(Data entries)
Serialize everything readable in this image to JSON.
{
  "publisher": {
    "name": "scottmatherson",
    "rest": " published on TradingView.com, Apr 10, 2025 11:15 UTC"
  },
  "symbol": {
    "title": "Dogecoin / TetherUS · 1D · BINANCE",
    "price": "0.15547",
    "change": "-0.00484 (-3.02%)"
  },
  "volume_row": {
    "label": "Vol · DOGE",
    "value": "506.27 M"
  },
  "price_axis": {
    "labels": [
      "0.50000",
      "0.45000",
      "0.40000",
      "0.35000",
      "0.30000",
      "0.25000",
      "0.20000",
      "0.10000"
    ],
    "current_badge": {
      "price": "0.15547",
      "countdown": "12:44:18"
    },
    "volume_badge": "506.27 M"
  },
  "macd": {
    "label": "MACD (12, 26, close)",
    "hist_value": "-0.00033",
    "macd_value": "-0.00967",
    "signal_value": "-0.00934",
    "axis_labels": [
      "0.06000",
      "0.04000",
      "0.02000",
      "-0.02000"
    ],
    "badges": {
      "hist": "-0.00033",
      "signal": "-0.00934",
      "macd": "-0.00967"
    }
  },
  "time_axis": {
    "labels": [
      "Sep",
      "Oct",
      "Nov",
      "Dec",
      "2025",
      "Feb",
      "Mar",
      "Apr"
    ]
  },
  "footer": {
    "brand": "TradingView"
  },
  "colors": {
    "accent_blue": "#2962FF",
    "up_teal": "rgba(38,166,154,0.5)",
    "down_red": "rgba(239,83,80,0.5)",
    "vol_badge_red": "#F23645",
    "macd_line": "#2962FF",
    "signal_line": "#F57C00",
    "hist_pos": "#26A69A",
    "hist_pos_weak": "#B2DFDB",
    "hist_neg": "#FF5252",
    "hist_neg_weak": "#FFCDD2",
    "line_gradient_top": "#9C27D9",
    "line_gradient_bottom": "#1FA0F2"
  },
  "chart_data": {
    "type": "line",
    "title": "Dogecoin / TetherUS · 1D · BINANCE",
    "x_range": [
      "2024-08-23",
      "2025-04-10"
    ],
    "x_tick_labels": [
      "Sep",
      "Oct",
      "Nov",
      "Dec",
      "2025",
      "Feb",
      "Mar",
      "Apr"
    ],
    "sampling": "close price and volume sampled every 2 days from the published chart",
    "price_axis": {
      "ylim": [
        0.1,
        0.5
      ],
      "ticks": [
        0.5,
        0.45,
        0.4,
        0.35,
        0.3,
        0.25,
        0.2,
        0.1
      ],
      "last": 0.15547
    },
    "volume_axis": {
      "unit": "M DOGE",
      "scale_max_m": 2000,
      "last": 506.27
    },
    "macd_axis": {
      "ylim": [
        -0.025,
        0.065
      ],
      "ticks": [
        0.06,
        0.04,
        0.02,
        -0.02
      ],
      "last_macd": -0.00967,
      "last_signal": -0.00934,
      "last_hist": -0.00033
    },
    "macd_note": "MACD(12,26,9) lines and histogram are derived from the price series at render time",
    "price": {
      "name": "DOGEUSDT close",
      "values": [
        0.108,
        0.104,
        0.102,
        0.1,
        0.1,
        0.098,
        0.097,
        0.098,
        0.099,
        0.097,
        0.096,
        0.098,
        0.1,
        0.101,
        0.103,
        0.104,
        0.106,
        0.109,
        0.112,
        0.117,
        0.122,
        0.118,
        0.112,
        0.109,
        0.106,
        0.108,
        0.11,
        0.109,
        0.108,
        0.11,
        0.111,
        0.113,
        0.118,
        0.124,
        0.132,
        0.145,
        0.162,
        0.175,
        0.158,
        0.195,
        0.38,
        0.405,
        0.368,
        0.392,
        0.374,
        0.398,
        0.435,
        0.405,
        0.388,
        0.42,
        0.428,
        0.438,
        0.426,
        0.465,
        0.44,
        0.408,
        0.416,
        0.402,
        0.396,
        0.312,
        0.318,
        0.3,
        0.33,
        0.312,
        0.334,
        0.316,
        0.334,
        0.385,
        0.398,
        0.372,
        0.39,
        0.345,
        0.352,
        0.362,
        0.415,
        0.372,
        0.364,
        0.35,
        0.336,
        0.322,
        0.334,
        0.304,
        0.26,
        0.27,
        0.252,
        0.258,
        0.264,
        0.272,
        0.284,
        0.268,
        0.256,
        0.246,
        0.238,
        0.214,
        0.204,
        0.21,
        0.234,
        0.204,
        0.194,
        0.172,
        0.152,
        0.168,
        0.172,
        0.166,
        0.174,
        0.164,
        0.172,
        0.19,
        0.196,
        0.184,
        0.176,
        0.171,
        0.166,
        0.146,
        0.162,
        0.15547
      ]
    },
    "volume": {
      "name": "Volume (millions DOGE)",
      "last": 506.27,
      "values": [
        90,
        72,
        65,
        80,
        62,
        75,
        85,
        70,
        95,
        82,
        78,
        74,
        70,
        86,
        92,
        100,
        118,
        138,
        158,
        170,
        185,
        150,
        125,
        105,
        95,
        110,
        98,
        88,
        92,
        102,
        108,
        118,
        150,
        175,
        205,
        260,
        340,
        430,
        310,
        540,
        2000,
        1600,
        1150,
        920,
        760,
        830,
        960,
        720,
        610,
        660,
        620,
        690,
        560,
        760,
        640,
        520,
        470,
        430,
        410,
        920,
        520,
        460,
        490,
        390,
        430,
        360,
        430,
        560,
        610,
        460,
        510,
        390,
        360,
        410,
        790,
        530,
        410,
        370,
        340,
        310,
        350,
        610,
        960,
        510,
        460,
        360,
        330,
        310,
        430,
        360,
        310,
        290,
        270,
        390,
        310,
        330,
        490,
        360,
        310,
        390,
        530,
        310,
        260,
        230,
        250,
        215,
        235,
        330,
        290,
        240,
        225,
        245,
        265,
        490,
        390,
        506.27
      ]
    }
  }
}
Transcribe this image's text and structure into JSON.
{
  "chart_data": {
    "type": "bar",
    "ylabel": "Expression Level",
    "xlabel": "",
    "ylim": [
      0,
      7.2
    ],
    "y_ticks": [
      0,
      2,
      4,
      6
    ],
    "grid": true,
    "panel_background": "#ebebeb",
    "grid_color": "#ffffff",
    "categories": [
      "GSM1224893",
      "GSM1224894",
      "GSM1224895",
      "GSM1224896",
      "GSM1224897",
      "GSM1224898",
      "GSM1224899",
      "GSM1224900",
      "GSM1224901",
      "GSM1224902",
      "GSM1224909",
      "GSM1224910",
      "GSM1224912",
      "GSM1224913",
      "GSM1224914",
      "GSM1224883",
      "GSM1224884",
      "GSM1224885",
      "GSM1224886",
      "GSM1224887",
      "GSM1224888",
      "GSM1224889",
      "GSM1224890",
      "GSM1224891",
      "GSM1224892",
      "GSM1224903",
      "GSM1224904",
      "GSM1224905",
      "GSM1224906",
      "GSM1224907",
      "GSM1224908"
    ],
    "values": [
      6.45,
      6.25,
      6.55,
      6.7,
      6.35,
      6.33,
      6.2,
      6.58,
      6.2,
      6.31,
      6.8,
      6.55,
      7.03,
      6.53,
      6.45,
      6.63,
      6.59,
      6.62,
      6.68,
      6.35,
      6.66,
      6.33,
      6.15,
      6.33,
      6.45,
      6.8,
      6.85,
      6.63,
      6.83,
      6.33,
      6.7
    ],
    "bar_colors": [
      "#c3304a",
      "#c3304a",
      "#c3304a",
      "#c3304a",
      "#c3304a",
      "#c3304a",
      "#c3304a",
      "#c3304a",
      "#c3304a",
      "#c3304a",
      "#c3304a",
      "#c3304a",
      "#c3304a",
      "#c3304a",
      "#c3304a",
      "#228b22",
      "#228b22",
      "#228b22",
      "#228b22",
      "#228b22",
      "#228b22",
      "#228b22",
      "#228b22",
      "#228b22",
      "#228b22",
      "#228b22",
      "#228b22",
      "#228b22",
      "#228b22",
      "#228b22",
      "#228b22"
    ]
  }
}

Set problem
Considering only the records above, state the number of lines that include the word "name", with nothing added.

Problem solution
3